* [WHAT IS ASKED]: Leave out the pictures and repeat exactly the lines from the one containing "Read out every word on this page." through the final line of the listing below.

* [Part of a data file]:
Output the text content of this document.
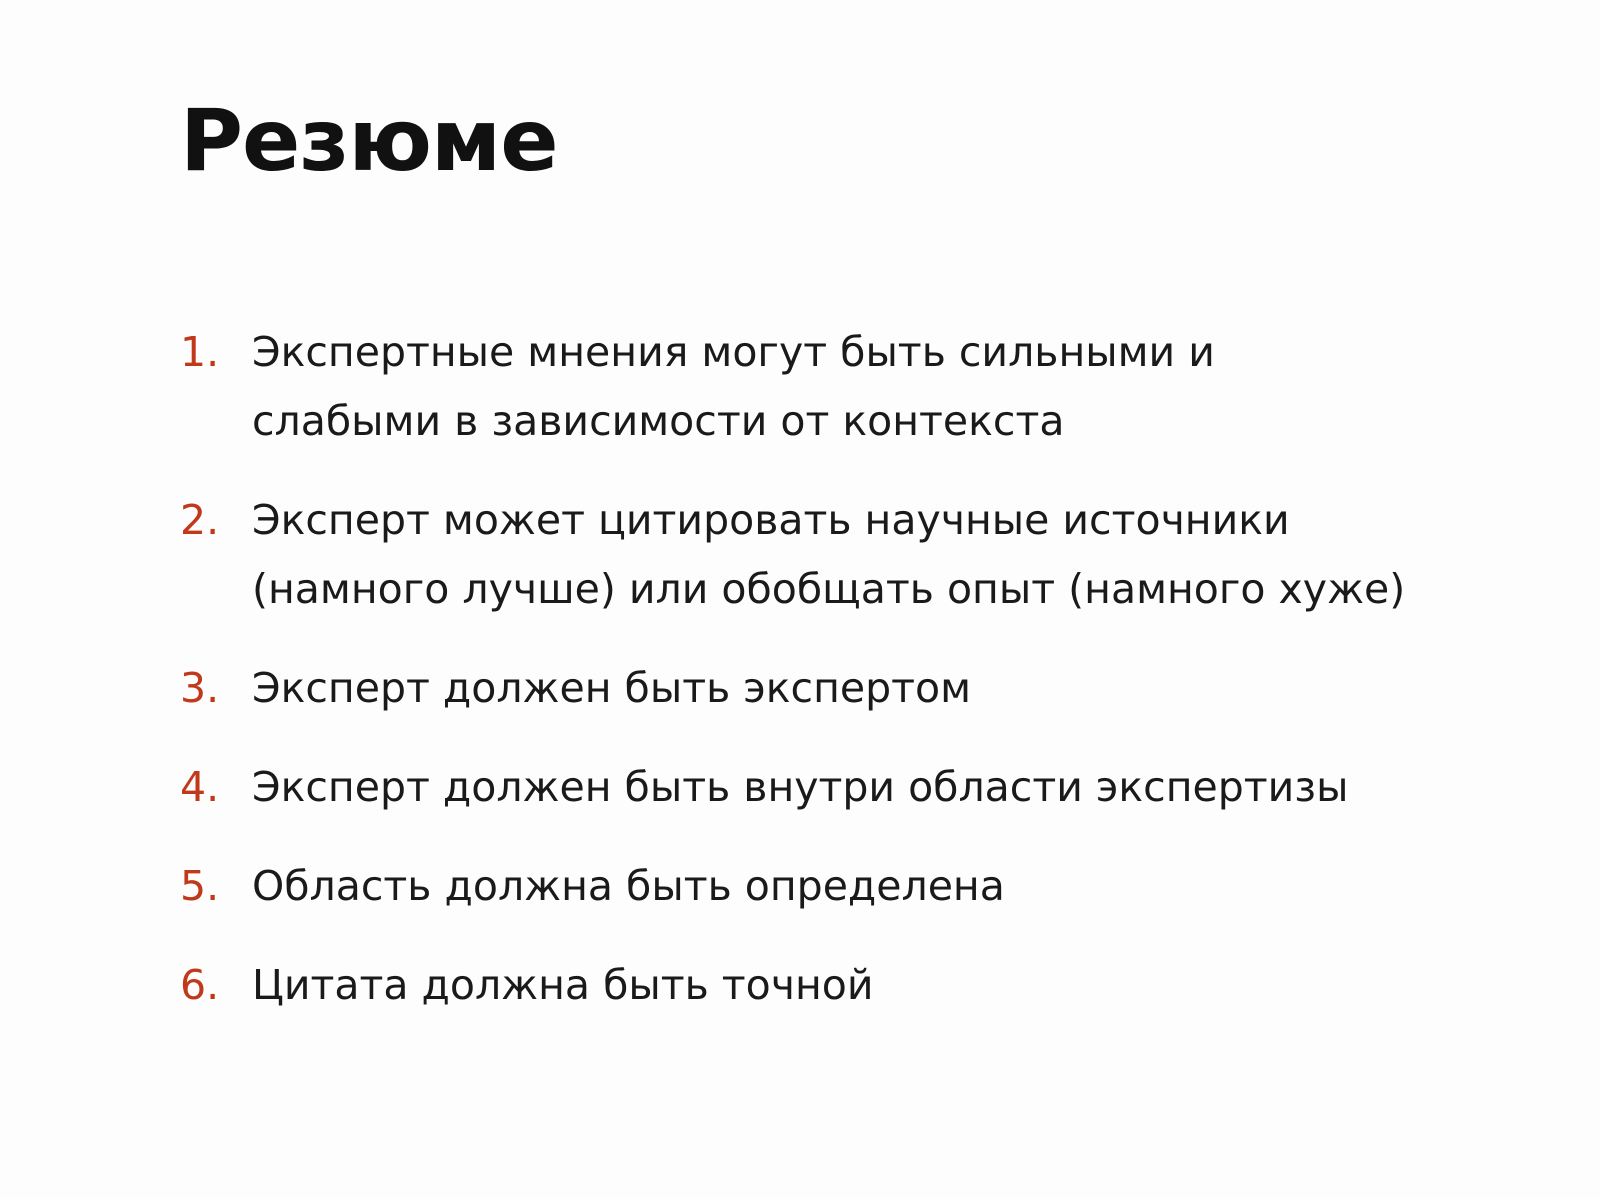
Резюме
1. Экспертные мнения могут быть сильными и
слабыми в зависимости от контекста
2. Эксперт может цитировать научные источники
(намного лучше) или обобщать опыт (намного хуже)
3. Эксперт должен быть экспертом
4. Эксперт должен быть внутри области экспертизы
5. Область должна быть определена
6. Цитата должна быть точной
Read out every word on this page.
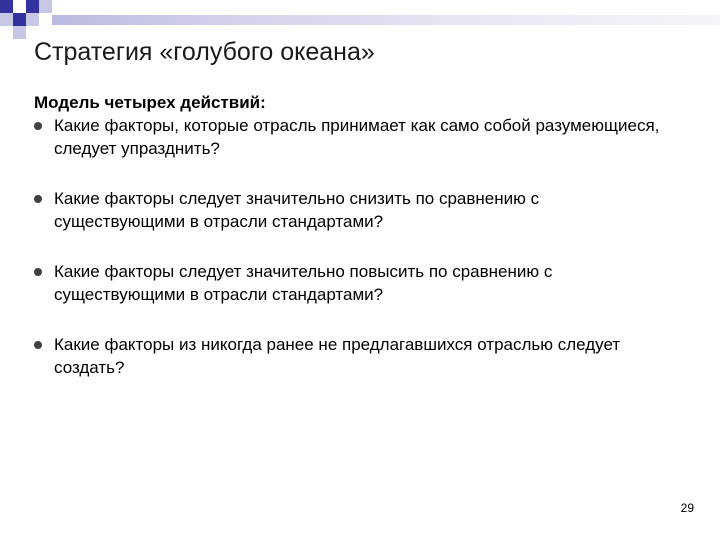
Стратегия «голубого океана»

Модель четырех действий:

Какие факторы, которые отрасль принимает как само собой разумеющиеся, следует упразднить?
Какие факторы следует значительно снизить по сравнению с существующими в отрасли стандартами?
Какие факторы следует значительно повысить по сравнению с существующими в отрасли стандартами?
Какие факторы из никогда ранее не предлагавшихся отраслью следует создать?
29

* [SOLVED EXERCISE]:
Read out every word on this page.
Стратегия «голубого океана»

Модель четырех действий:

Какие факторы, которые отрасль принимает как само собой разумеющиеся, следует упразднить?
Какие факторы следует значительно снизить по сравнению с существующими в отрасли стандартами?
Какие факторы следует значительно повысить по сравнению с существующими в отрасли стандартами?
Какие факторы из никогда ранее не предлагавшихся отраслью следует создать?
29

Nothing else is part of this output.